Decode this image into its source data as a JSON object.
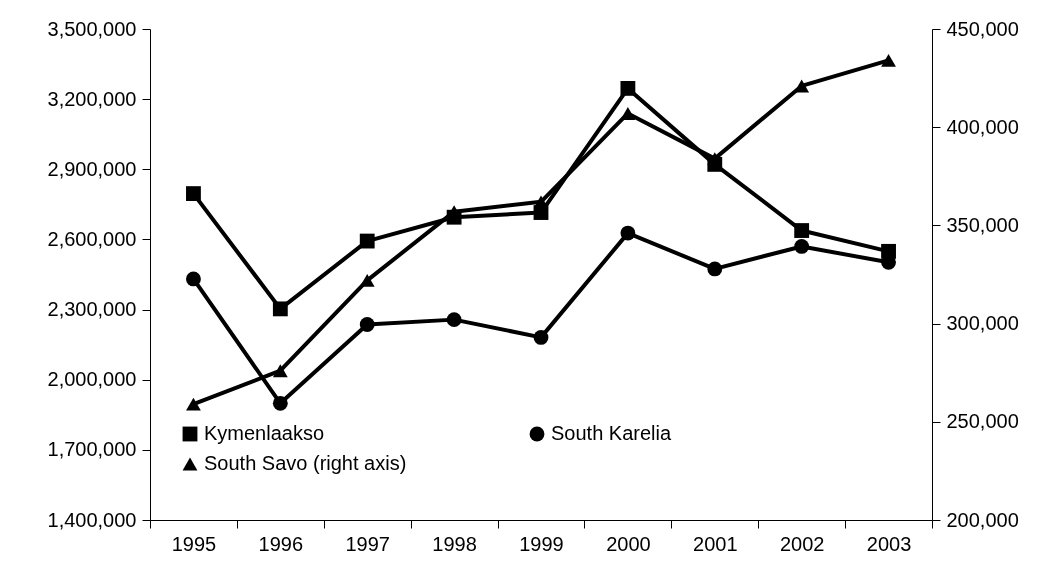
{
  "chart_data": {
    "type": "line",
    "categories": [
      "1995",
      "1996",
      "1997",
      "1998",
      "1999",
      "2000",
      "2001",
      "2002",
      "2003"
    ],
    "series": [
      {
        "name": "Kymenlaakso",
        "color": "#000000",
        "marker": "square",
        "values": [
          2796000,
          2303000,
          2593000,
          2695000,
          2715000,
          3246000,
          2921000,
          2638000,
          2549000
        ]
      },
      {
        "name": "South Karelia",
        "color": "#000000",
        "marker": "circle",
        "values": [
          2431000,
          1899000,
          2236000,
          2257000,
          2181000,
          2627000,
          2474000,
          2570000,
          2502000
        ]
      },
      {
        "name": "South Savo (right axis)",
        "color": "#000000",
        "marker": "triangle",
        "axis": "y2",
        "values": [
          259000,
          276000,
          322000,
          357000,
          362000,
          407000,
          384000,
          421000,
          434000
        ]
      }
    ],
    "ylim": [
      1400000,
      3500000
    ],
    "yticks": [
      {
        "value": 1400000,
        "label": "1,400,000"
      },
      {
        "value": 1700000,
        "label": "1,700,000"
      },
      {
        "value": 2000000,
        "label": "2,000,000"
      },
      {
        "value": 2300000,
        "label": "2,300,000"
      },
      {
        "value": 2600000,
        "label": "2,600,000"
      },
      {
        "value": 2900000,
        "label": "2,900,000"
      },
      {
        "value": 3200000,
        "label": "3,200,000"
      },
      {
        "value": 3500000,
        "label": "3,500,000"
      }
    ],
    "y2lim": [
      200000,
      450000
    ],
    "y2ticks": [
      {
        "value": 200000,
        "label": "200,000"
      },
      {
        "value": 250000,
        "label": "250,000"
      },
      {
        "value": 300000,
        "label": "300,000"
      },
      {
        "value": 350000,
        "label": "350,000"
      },
      {
        "value": 400000,
        "label": "400,000"
      },
      {
        "value": 450000,
        "label": "450,000"
      }
    ],
    "grid": false,
    "legend": "bottom left",
    "line_style": "solid"
  }
}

● ● ● ●

[Exercise] Pictures don't belong in the copy. Transcribe every record exactly as it appears.

[Solution below]
Decode this image into its source data as a JSON object.
{
  "chart_data": {
    "type": "line",
    "categories": [
      "1995",
      "1996",
      "1997",
      "1998",
      "1999",
      "2000",
      "2001",
      "2002",
      "2003"
    ],
    "series": [
      {
        "name": "Kymenlaakso",
        "color": "#000000",
        "marker": "square",
        "values": [
          2796000,
          2303000,
          2593000,
          2695000,
          2715000,
          3246000,
          2921000,
          2638000,
          2549000
        ]
      },
      {
        "name": "South Karelia",
        "color": "#000000",
        "marker": "circle",
        "values": [
          2431000,
          1899000,
          2236000,
          2257000,
          2181000,
          2627000,
          2474000,
          2570000,
          2502000
        ]
      },
      {
        "name": "South Savo (right axis)",
        "color": "#000000",
        "marker": "triangle",
        "axis": "y2",
        "values": [
          259000,
          276000,
          322000,
          357000,
          362000,
          407000,
          384000,
          421000,
          434000
        ]
      }
    ],
    "ylim": [
      1400000,
      3500000
    ],
    "yticks": [
      {
        "value": 1400000,
        "label": "1,400,000"
      },
      {
        "value": 1700000,
        "label": "1,700,000"
      },
      {
        "value": 2000000,
        "label": "2,000,000"
      },
      {
        "value": 2300000,
        "label": "2,300,000"
      },
      {
        "value": 2600000,
        "label": "2,600,000"
      },
      {
        "value": 2900000,
        "label": "2,900,000"
      },
      {
        "value": 3200000,
        "label": "3,200,000"
      },
      {
        "value": 3500000,
        "label": "3,500,000"
      }
    ],
    "y2lim": [
      200000,
      450000
    ],
    "y2ticks": [
      {
        "value": 200000,
        "label": "200,000"
      },
      {
        "value": 250000,
        "label": "250,000"
      },
      {
        "value": 300000,
        "label": "300,000"
      },
      {
        "value": 350000,
        "label": "350,000"
      },
      {
        "value": 400000,
        "label": "400,000"
      },
      {
        "value": 450000,
        "label": "450,000"
      }
    ],
    "grid": false,
    "legend": "bottom left",
    "line_style": "solid"
  }
}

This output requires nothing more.